• [TO DO]: Scan the following material for the string "magnets" and copy each line in which it appears.

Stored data
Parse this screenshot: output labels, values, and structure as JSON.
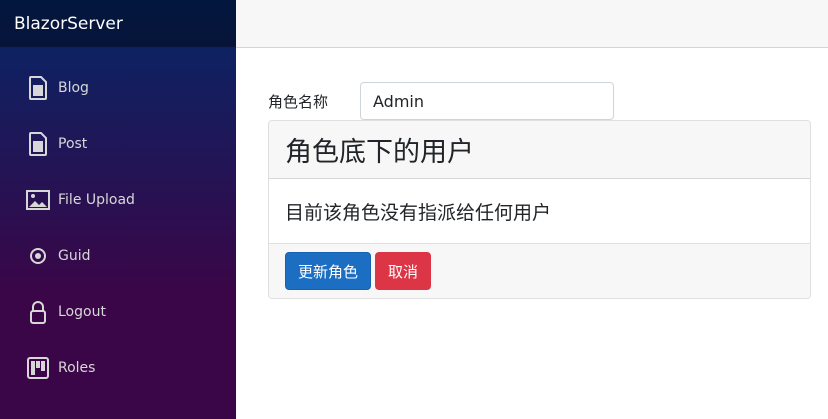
{
  "sidebar": {
    "brand": "BlazorServer",
    "items": [
      {
        "label": "Blog",
        "icon": "document-icon"
      },
      {
        "label": "Post",
        "icon": "document-icon"
      },
      {
        "label": "File Upload",
        "icon": "image-icon"
      },
      {
        "label": "Guid",
        "icon": "target-icon"
      },
      {
        "label": "Logout",
        "icon": "lock-icon"
      },
      {
        "label": "Roles",
        "icon": "board-icon"
      }
    ]
  },
  "form": {
    "role_name_label": "角色名称",
    "role_name_value": "Admin"
  },
  "card": {
    "header": "角色底下的用户",
    "body": "目前该角色没有指派给任何用户",
    "update_button": "更新角色",
    "cancel_button": "取消"
  },
  "colors": {
    "primary": "#1b6ec2",
    "danger": "#dc3545",
    "sidebar_top": "#052767",
    "sidebar_bottom": "#3a0647"
  }
}
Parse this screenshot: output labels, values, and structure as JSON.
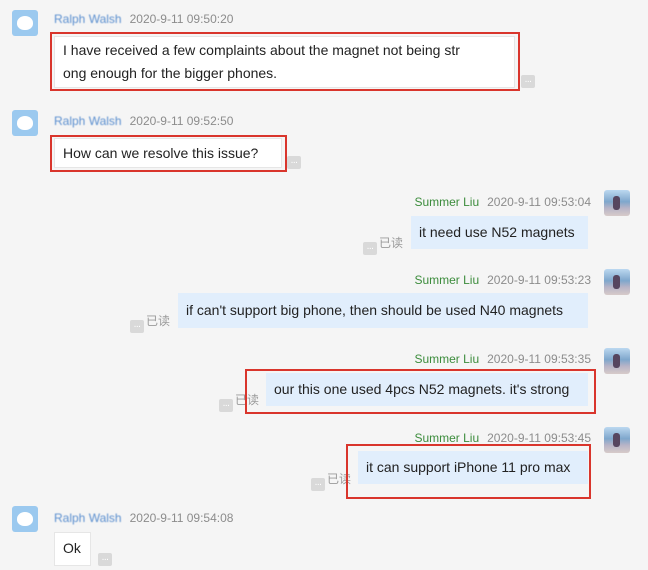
{
  "messages": [
    {
      "sender": "Ralph Walsh",
      "time": "2020-9-11 09:50:20",
      "text": [
        "I have received a few complaints about the magnet not being str",
        "ong enough for the bigger phones."
      ]
    },
    {
      "sender": "Ralph Walsh",
      "time": "2020-9-11 09:52:50",
      "text": [
        "How can we resolve this issue?"
      ]
    },
    {
      "sender": "Summer Liu",
      "time": "2020-9-11 09:53:04",
      "text": [
        "it need use N52 magnets"
      ],
      "read": "已读"
    },
    {
      "sender": "Summer Liu",
      "time": "2020-9-11 09:53:23",
      "text": [
        "if can't support big phone, then should be used N40 magnets"
      ],
      "read": "已读"
    },
    {
      "sender": "Summer Liu",
      "time": "2020-9-11 09:53:35",
      "text": [
        "our this one used 4pcs N52 magnets. it's strong"
      ],
      "read": "已读"
    },
    {
      "sender": "Summer Liu",
      "time": "2020-9-11 09:53:45",
      "text": [
        "it can support iPhone 11 pro max"
      ],
      "read": "已读"
    },
    {
      "sender": "Ralph Walsh",
      "time": "2020-9-11 09:54:08",
      "text": [
        "Ok"
      ]
    }
  ],
  "icons": {
    "more": "ellipsis-icon",
    "avatar_left": "default-avatar-icon",
    "avatar_right": "profile-photo"
  },
  "colors": {
    "outgoing_bubble": "#e1eefc",
    "incoming_bubble": "#ffffff",
    "highlight": "#d9352c",
    "sender_right": "#3c8c3c",
    "sender_left": "#5b8fcf"
  }
}
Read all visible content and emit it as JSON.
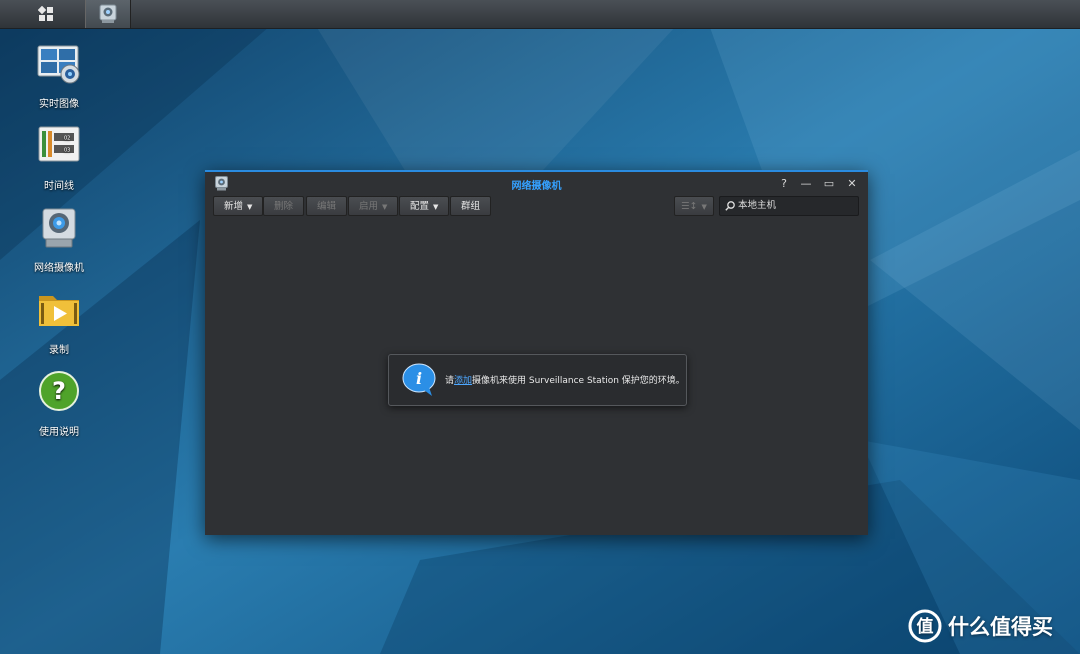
{
  "colors": {
    "accent": "#2a8be0",
    "title": "#35a1ff",
    "window_bg": "#2f3134",
    "desktop": "#1a5b86"
  },
  "taskbar": {
    "items": [
      {
        "icon": "main-menu-icon"
      },
      {
        "icon": "surveillance-app-icon"
      }
    ]
  },
  "desktop": {
    "icons": [
      {
        "label": "实时图像",
        "icon": "live-view-icon"
      },
      {
        "label": "时间线",
        "icon": "timeline-icon"
      },
      {
        "label": "网络摄像机",
        "icon": "ip-camera-icon"
      },
      {
        "label": "录制",
        "icon": "recording-folder-icon"
      },
      {
        "label": "使用说明",
        "icon": "help-icon"
      }
    ]
  },
  "window": {
    "title": "网络摄像机",
    "controls": {
      "help": "?",
      "minimize": "—",
      "maximize": "▭",
      "close": "✕"
    },
    "toolbar": {
      "add": "新增",
      "delete": "删除",
      "edit": "编辑",
      "enable": "启用",
      "configure": "配置",
      "group": "群组"
    },
    "search": {
      "placeholder": "本地主机"
    },
    "message": {
      "prefix": "请",
      "link": "添加",
      "suffix": "摄像机来使用 Surveillance Station 保护您的环境。"
    }
  },
  "watermark": {
    "text": "什么值得买"
  }
}
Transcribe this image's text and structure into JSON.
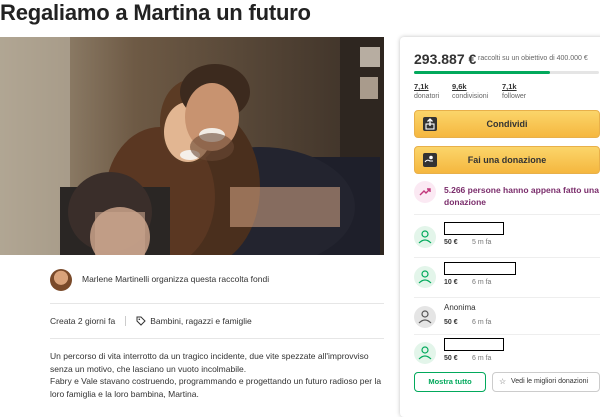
{
  "page": {
    "title": "Regaliamo a Martina un futuro"
  },
  "organizer": {
    "text": "Marlene Martinelli organizza questa raccolta fondi"
  },
  "meta": {
    "created": "Creata 2 giorni fa",
    "category": "Bambini, ragazzi e famiglie"
  },
  "story": {
    "p1": "Un percorso di vita interrotto da un tragico incidente, due vite spezzate all'improvviso senza un motivo, che lasciano un vuoto incolmabile.",
    "p2": "Fabry e Vale stavano costruendo, programmando e progettando un futuro radioso per la loro famiglia e la loro bambina, Martina."
  },
  "fundraiser": {
    "raised": "293.887 €",
    "goal_text": "raccolti su un obiettivo di 400.000 €",
    "progress_fraction": 0.735,
    "stats": [
      {
        "value": "7,1k",
        "label": "donatori"
      },
      {
        "value": "9,6k",
        "label": "condivisioni"
      },
      {
        "value": "7,1k",
        "label": "follower"
      }
    ],
    "share_label": "Condividi",
    "donate_label": "Fai una donazione",
    "trending_text": "5.266 persone hanno appena fatto una donazione",
    "donations": [
      {
        "name": "",
        "amount": "50 €",
        "time": "5 m fa",
        "anonymous": false
      },
      {
        "name": "",
        "amount": "10 €",
        "time": "6 m fa",
        "anonymous": false
      },
      {
        "name": "Anonima",
        "amount": "50 €",
        "time": "6 m fa",
        "anonymous": true
      },
      {
        "name": "",
        "amount": "50 €",
        "time": "6 m fa",
        "anonymous": false
      }
    ],
    "show_all_label": "Mostra tutto",
    "top_donations_label": "Vedi le migliori donazioni"
  },
  "colors": {
    "accent_green": "#02a95c",
    "button_yellow": "#f5b73f",
    "trend_purple": "#7a2c6b"
  },
  "icons": {
    "share": "share-icon",
    "donate": "donate-icon",
    "trend": "trending-up-icon",
    "donor": "user-heart-icon",
    "tag": "tag-icon",
    "star": "star-icon"
  }
}
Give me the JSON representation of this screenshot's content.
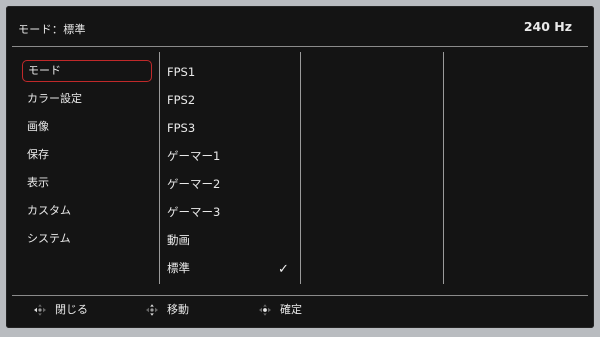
{
  "header": {
    "title": "モード：標準",
    "refresh": "240 Hz"
  },
  "menu": {
    "items": [
      {
        "label": "モード"
      },
      {
        "label": "カラー設定"
      },
      {
        "label": "画像"
      },
      {
        "label": "保存"
      },
      {
        "label": "表示"
      },
      {
        "label": "カスタム"
      },
      {
        "label": "システム"
      }
    ],
    "selected": "モード"
  },
  "options": {
    "items": [
      {
        "label": "FPS1"
      },
      {
        "label": "FPS2"
      },
      {
        "label": "FPS3"
      },
      {
        "label": "ゲーマー1"
      },
      {
        "label": "ゲーマー2"
      },
      {
        "label": "ゲーマー3"
      },
      {
        "label": "動画"
      },
      {
        "label": "標準"
      }
    ],
    "checked": "標準",
    "check_glyph": "✓"
  },
  "footer": {
    "close_label": "閉じる",
    "move_label": "移動",
    "confirm_label": "確定",
    "close_icon": "dpad-left-icon",
    "move_icon": "dpad-updown-icon",
    "confirm_icon": "dpad-center-icon"
  },
  "colors": {
    "background": "#141414",
    "selection_border": "#c0292a",
    "divider": "#8b8b8b",
    "text": "#e9e9e9"
  }
}
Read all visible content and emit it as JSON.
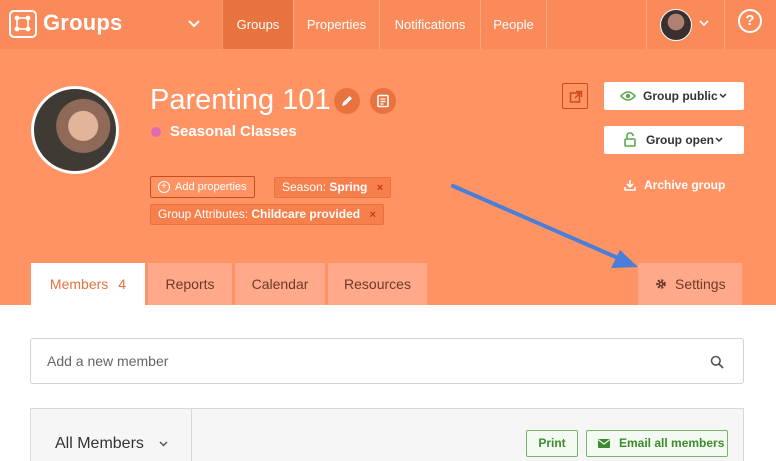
{
  "nav": {
    "brand": "Groups",
    "tabs": [
      {
        "label": "Groups",
        "active": true
      },
      {
        "label": "Properties",
        "active": false
      },
      {
        "label": "Notifications",
        "active": false
      },
      {
        "label": "People",
        "active": false
      }
    ],
    "help_glyph": "?"
  },
  "group": {
    "title": "Parenting 101",
    "subtitle": "Seasonal Classes",
    "subtitle_dot_color": "#e06cb0",
    "add_properties_label": "Add properties",
    "tags": [
      {
        "key": "Season:",
        "value": "Spring"
      },
      {
        "key": "Group Attributes:",
        "value": "Childcare provided"
      }
    ],
    "remove_glyph": "×"
  },
  "actions": {
    "public_label": "Group public",
    "open_label": "Group open",
    "archive_label": "Archive group"
  },
  "tabs": {
    "members_label": "Members",
    "members_count": "4",
    "reports_label": "Reports",
    "calendar_label": "Calendar",
    "resources_label": "Resources",
    "settings_label": "Settings"
  },
  "members": {
    "search_placeholder": "Add a new member",
    "filter_label": "All Members",
    "print_label": "Print",
    "email_label": "Email all members"
  },
  "colors": {
    "nav_bg": "#fa8a5a",
    "nav_active": "#e8733f",
    "header_bg": "#ff9363",
    "tab_bg": "#ffa98a",
    "accent": "#e8733f",
    "annotation_arrow": "#4a7fd9",
    "green": "#3e8a2f"
  }
}
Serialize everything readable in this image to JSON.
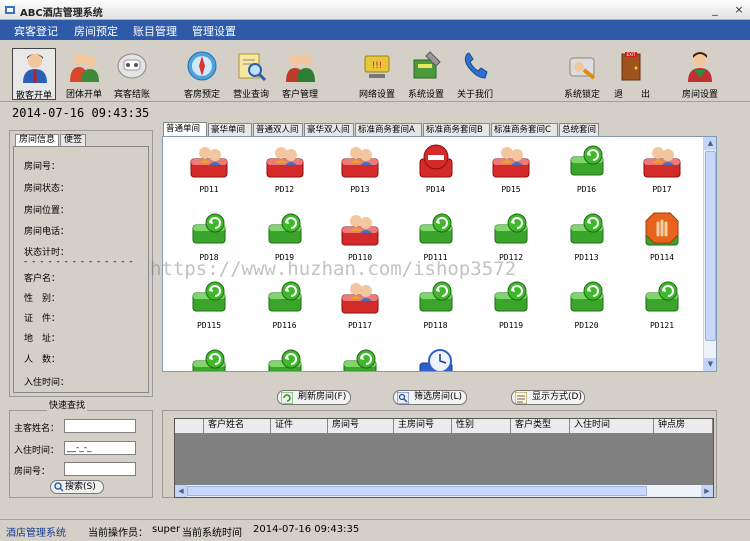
{
  "window": {
    "title": "ABC酒店管理系统",
    "minimize": "_",
    "close": "×"
  },
  "menu": [
    "宾客登记",
    "房间预定",
    "账目管理",
    "管理设置"
  ],
  "toolbar": [
    {
      "label": "散客开单",
      "icon": "walkin-guest-icon"
    },
    {
      "label": "团体开单",
      "icon": "group-guest-icon"
    },
    {
      "label": "宾客结账",
      "icon": "checkout-icon"
    },
    {
      "label": "客房预定",
      "icon": "compass-icon"
    },
    {
      "label": "营业查询",
      "icon": "search-report-icon"
    },
    {
      "label": "客户管理",
      "icon": "customer-icon"
    },
    {
      "label": "网络设置",
      "icon": "network-icon"
    },
    {
      "label": "系统设置",
      "icon": "settings-icon"
    },
    {
      "label": "关于我们",
      "icon": "info-icon"
    },
    {
      "label": "系统锁定",
      "icon": "lock-icon"
    },
    {
      "label": "退　　出",
      "icon": "exit-icon"
    },
    {
      "label": "房间设置",
      "icon": "room-settings-icon"
    }
  ],
  "datetime": "2014-07-16 09:43:35",
  "left_tabs": [
    "房间信息",
    "便签"
  ],
  "room_info_fields": [
    "房间号：",
    "房间状态：",
    "房间位置：",
    "房间电话：",
    "状态计时："
  ],
  "separator": "- - - - - - - - - - - - - -",
  "guest_info_fields": [
    "客户名：",
    "性　别：",
    "证　件：",
    "地　址：",
    "人　数：",
    "入住时间："
  ],
  "quick_search": {
    "title": "快速查找",
    "fields": [
      {
        "label": "主客姓名：",
        "value": ""
      },
      {
        "label": "入住时间：",
        "value": "__-_-_"
      },
      {
        "label": "房间号：",
        "value": ""
      }
    ],
    "button": "搜索(S)"
  },
  "room_tabs": [
    "普通单间",
    "豪华单间",
    "普通双人间",
    "豪华双人间",
    "标准商务套间A",
    "标准商务套间B",
    "标准商务套间C",
    "总统套间"
  ],
  "rooms": [
    {
      "id": "PD11",
      "status": "occupied"
    },
    {
      "id": "PD12",
      "status": "occupied"
    },
    {
      "id": "PD13",
      "status": "occupied"
    },
    {
      "id": "PD14",
      "status": "blocked"
    },
    {
      "id": "PD15",
      "status": "occupied"
    },
    {
      "id": "PD16",
      "status": "vacant"
    },
    {
      "id": "PD17",
      "status": "occupied"
    },
    {
      "id": "PD18",
      "status": "vacant"
    },
    {
      "id": "PD19",
      "status": "vacant"
    },
    {
      "id": "PD110",
      "status": "occupied"
    },
    {
      "id": "PD111",
      "status": "vacant"
    },
    {
      "id": "PD112",
      "status": "vacant"
    },
    {
      "id": "PD113",
      "status": "vacant"
    },
    {
      "id": "PD114",
      "status": "stop"
    },
    {
      "id": "PD115",
      "status": "vacant"
    },
    {
      "id": "PD116",
      "status": "vacant"
    },
    {
      "id": "PD117",
      "status": "occupied"
    },
    {
      "id": "PD118",
      "status": "vacant"
    },
    {
      "id": "PD119",
      "status": "vacant"
    },
    {
      "id": "PD120",
      "status": "vacant"
    },
    {
      "id": "PD121",
      "status": "vacant"
    },
    {
      "id": "",
      "status": "vacant"
    },
    {
      "id": "",
      "status": "vacant"
    },
    {
      "id": "",
      "status": "vacant"
    },
    {
      "id": "",
      "status": "reserved"
    }
  ],
  "actions": [
    {
      "label": "刷新房间(F)"
    },
    {
      "label": "筛选房间(L)"
    },
    {
      "label": "显示方式(D)"
    }
  ],
  "guest_table_headers": [
    "客户姓名",
    "证件",
    "房间号",
    "主房间号",
    "性别",
    "客户类型",
    "入住时间",
    "钟点房"
  ],
  "status": {
    "app": "酒店管理系统",
    "operator_label": "当前操作员：",
    "operator": "super",
    "time_label": "当前系统时间",
    "time": "2014-07-16 09:43:35"
  },
  "watermark": "https://www.huzhan.com/ishop3572",
  "colors": {
    "menubar": "#2e5aa8",
    "vacant": "#3aa52a",
    "occupied": "#d42a2a"
  }
}
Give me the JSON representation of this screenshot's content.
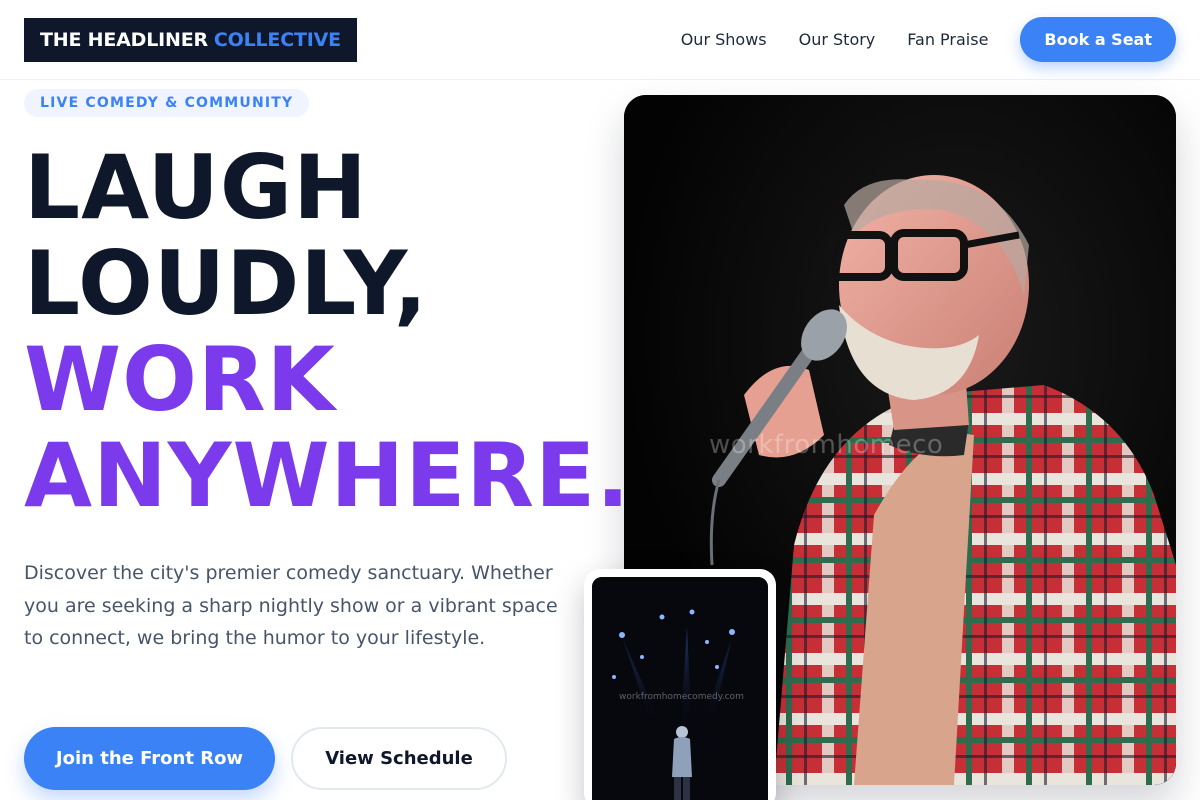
{
  "brand": {
    "part1": "THE HEADLINER",
    "part2": "COLLECTIVE"
  },
  "nav": {
    "items": [
      "Our Shows",
      "Our Story",
      "Fan Praise"
    ],
    "cta": "Book a Seat"
  },
  "hero": {
    "badge": "LIVE COMEDY & COMMUNITY",
    "headline": [
      "LAUGH",
      "LOUDLY,",
      "WORK",
      "ANYWHERE."
    ],
    "description": "Discover the city's premier comedy sanctuary. Whether you are seeking a sharp nightly show or a vibrant space to connect, we bring the humor to your lifestyle.",
    "primary_button": "Join the Front Row",
    "secondary_button": "View Schedule"
  },
  "media": {
    "main_watermark": "workfromhomeco",
    "card_watermark": "workfromhomecomedy.com"
  },
  "colors": {
    "accent": "#3b82f6",
    "purple": "#7c3aed",
    "dark": "#0f172a",
    "body_text": "#475569"
  }
}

• [COMPLETED TASK]:
        "it need use N52 magnets"
        "if can't support big phone, then should be used N40 magnets"
        "our this one used 4pcs N52 magnets. it's strong"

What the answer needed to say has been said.